Write every line of the material out exactly as shown.

GIVEN ENTRIES:
++++++
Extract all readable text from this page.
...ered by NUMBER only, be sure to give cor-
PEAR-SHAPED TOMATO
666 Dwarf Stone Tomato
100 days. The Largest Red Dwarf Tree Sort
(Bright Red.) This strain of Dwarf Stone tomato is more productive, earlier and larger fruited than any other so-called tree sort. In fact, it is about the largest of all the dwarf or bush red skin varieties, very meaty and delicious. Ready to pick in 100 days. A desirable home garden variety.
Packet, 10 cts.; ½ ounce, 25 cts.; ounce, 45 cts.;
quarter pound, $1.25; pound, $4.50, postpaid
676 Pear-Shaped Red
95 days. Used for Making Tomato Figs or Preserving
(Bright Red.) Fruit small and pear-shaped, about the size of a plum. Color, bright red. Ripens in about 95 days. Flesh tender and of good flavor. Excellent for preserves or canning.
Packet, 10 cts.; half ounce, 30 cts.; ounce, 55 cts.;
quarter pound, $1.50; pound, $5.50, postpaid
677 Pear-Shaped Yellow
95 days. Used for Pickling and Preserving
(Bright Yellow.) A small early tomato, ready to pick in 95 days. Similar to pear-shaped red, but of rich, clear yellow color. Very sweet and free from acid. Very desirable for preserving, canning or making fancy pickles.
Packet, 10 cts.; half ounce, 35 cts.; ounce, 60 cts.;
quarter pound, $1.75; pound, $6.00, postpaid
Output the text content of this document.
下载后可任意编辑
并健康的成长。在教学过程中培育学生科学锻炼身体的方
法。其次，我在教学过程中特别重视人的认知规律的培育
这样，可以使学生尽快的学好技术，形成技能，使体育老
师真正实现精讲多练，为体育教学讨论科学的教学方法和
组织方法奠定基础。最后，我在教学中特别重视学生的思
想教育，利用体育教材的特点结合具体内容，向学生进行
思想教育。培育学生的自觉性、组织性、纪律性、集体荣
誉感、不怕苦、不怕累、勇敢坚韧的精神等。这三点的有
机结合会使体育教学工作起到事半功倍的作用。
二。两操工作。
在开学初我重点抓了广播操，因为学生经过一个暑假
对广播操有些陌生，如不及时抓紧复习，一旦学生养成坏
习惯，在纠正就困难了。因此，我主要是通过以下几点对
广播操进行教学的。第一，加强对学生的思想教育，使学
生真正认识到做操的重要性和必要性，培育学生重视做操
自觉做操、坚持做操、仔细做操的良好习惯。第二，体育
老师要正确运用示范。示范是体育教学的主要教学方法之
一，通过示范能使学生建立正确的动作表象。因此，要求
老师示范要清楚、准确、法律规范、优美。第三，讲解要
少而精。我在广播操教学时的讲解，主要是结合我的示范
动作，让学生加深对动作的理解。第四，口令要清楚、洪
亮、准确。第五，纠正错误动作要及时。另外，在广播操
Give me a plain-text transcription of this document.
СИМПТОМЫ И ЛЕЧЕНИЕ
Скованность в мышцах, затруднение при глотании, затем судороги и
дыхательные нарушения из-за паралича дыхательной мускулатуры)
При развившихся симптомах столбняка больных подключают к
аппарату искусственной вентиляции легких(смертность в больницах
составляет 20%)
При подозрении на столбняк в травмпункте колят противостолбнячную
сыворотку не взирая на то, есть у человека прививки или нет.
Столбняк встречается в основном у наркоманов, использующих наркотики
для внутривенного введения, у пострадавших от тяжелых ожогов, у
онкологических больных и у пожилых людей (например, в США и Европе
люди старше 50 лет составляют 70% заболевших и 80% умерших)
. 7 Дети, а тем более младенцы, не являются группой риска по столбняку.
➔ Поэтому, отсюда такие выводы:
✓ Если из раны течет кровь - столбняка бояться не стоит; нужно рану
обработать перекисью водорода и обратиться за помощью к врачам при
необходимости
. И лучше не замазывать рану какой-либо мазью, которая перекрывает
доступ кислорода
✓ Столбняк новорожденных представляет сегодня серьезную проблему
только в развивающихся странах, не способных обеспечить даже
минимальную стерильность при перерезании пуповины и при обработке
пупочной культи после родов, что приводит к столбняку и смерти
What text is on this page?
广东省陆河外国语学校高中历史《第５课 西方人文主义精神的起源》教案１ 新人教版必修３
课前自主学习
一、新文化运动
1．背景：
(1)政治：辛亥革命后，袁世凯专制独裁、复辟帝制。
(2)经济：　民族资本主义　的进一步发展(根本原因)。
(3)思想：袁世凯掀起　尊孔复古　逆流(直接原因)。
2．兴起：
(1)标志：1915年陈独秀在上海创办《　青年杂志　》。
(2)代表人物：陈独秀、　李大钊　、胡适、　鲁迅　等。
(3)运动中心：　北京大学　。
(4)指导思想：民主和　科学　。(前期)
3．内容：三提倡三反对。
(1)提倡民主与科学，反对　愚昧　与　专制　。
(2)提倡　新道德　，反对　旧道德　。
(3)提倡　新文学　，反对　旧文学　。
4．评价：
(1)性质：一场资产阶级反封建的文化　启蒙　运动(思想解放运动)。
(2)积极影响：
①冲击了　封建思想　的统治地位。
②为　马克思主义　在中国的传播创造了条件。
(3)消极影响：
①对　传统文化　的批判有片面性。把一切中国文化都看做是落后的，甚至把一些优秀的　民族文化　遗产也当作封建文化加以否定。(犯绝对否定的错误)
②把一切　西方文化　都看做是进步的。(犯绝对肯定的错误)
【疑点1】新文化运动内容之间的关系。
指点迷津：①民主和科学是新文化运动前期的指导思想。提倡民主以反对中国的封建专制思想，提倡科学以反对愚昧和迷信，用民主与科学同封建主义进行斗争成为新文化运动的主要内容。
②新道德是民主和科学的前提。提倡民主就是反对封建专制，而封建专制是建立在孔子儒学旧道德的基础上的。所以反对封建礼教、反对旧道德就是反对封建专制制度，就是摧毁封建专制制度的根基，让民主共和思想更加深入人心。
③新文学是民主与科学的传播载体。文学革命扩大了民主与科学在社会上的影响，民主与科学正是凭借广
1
++++++
WRITTEN RESPONSE:
Extract all readable text from this page.
...ered by NUMBER only, be sure to give cor-
PEAR-SHAPED TOMATO
666 Dwarf Stone Tomato
100 days. The Largest Red Dwarf Tree Sort
(Bright Red.) This strain of Dwarf Stone tomato is more productive, earlier and larger fruited than any other so-called tree sort. In fact, it is about the largest of all the dwarf or bush red skin varieties, very meaty and delicious. Ready to pick in 100 days. A desirable home garden variety.
Packet, 10 cts.; ½ ounce, 25 cts.; ounce, 45 cts.;
quarter pound, $1.25; pound, $4.50, postpaid
676 Pear-Shaped Red
95 days. Used for Making Tomato Figs or Preserving
(Bright Red.) Fruit small and pear-shaped, about the size of a plum. Color, bright red. Ripens in about 95 days. Flesh tender and of good flavor. Excellent for preserves or canning.
Packet, 10 cts.; half ounce, 30 cts.; ounce, 55 cts.;
quarter pound, $1.50; pound, $5.50, postpaid
677 Pear-Shaped Yellow
95 days. Used for Pickling and Preserving
(Bright Yellow.) A small early tomato, ready to pick in 95 days. Similar to pear-shaped red, but of rich, clear yellow color. Very sweet and free from acid. Very desirable for preserving, canning or making fancy pickles.
Packet, 10 cts.; half ounce, 35 cts.; ounce, 60 cts.;
quarter pound, $1.75; pound, $6.00, postpaid
Output the text content of this document.
下载后可任意编辑
并健康的成长。在教学过程中培育学生科学锻炼身体的方
法。其次，我在教学过程中特别重视人的认知规律的培育
这样，可以使学生尽快的学好技术，形成技能，使体育老
师真正实现精讲多练，为体育教学讨论科学的教学方法和
组织方法奠定基础。最后，我在教学中特别重视学生的思
想教育，利用体育教材的特点结合具体内容，向学生进行
思想教育。培育学生的自觉性、组织性、纪律性、集体荣
誉感、不怕苦、不怕累、勇敢坚韧的精神等。这三点的有
机结合会使体育教学工作起到事半功倍的作用。
二。两操工作。
在开学初我重点抓了广播操，因为学生经过一个暑假
对广播操有些陌生，如不及时抓紧复习，一旦学生养成坏
习惯，在纠正就困难了。因此，我主要是通过以下几点对
广播操进行教学的。第一，加强对学生的思想教育，使学
生真正认识到做操的重要性和必要性，培育学生重视做操
自觉做操、坚持做操、仔细做操的良好习惯。第二，体育
老师要正确运用示范。示范是体育教学的主要教学方法之
一，通过示范能使学生建立正确的动作表象。因此，要求
老师示范要清楚、准确、法律规范、优美。第三，讲解要
少而精。我在广播操教学时的讲解，主要是结合我的示范
动作，让学生加深对动作的理解。第四，口令要清楚、洪
亮、准确。第五，纠正错误动作要及时。另外，在广播操
Give me a plain-text transcription of this document.
СИМПТОМЫ И ЛЕЧЕНИЕ
Скованность в мышцах, затруднение при глотании, затем судороги и
дыхательные нарушения из-за паралича дыхательной мускулатуры)
При развившихся симптомах столбняка больных подключают к
аппарату искусственной вентиляции легких(смертность в больницах
составляет 20%)
При подозрении на столбняк в травмпункте колят противостолбнячную
сыворотку не взирая на то, есть у человека прививки или нет.
Столбняк встречается в основном у наркоманов, использующих наркотики
для внутривенного введения, у пострадавших от тяжелых ожогов, у
онкологических больных и у пожилых людей (например, в США и Европе
люди старше 50 лет составляют 70% заболевших и 80% умерших)
. 7 Дети, а тем более младенцы, не являются группой риска по столбняку.
➔ Поэтому, отсюда такие выводы:
✓ Если из раны течет кровь - столбняка бояться не стоит; нужно рану
обработать перекисью водорода и обратиться за помощью к врачам при
необходимости
. И лучше не замазывать рану какой-либо мазью, которая перекрывает
доступ кислорода
✓ Столбняк новорожденных представляет сегодня серьезную проблему
только в развивающихся странах, не способных обеспечить даже
минимальную стерильность при перерезании пуповины и при обработке
пупочной культи после родов, что приводит к столбняку и смерти
What text is on this page?
广东省陆河外国语学校高中历史《第５课 西方人文主义精神的起源》教案１ 新人教版必修３
课前自主学习
一、新文化运动
1．背景：
(1)政治：辛亥革命后，袁世凯专制独裁、复辟帝制。
(2)经济：　民族资本主义　的进一步发展(根本原因)。
(3)思想：袁世凯掀起　尊孔复古　逆流(直接原因)。
2．兴起：
(1)标志：1915年陈独秀在上海创办《　青年杂志　》。
(2)代表人物：陈独秀、　李大钊　、胡适、　鲁迅　等。
(3)运动中心：　北京大学　。
(4)指导思想：民主和　科学　。(前期)
3．内容：三提倡三反对。
(1)提倡民主与科学，反对　愚昧　与　专制　。
(2)提倡　新道德　，反对　旧道德　。
(3)提倡　新文学　，反对　旧文学　。
4．评价：
(1)性质：一场资产阶级反封建的文化　启蒙　运动(思想解放运动)。
(2)积极影响：
①冲击了　封建思想　的统治地位。
②为　马克思主义　在中国的传播创造了条件。
(3)消极影响：
①对　传统文化　的批判有片面性。把一切中国文化都看做是落后的，甚至把一些优秀的　民族文化　遗产也当作封建文化加以否定。(犯绝对否定的错误)
②把一切　西方文化　都看做是进步的。(犯绝对肯定的错误)
【疑点1】新文化运动内容之间的关系。
指点迷津：①民主和科学是新文化运动前期的指导思想。提倡民主以反对中国的封建专制思想，提倡科学以反对愚昧和迷信，用民主与科学同封建主义进行斗争成为新文化运动的主要内容。
②新道德是民主和科学的前提。提倡民主就是反对封建专制，而封建专制是建立在孔子儒学旧道德的基础上的。所以反对封建礼教、反对旧道德就是反对封建专制制度，就是摧毁封建专制制度的根基，让民主共和思想更加深入人心。
③新文学是民主与科学的传播载体。文学革命扩大了民主与科学在社会上的影响，民主与科学正是凭借广
1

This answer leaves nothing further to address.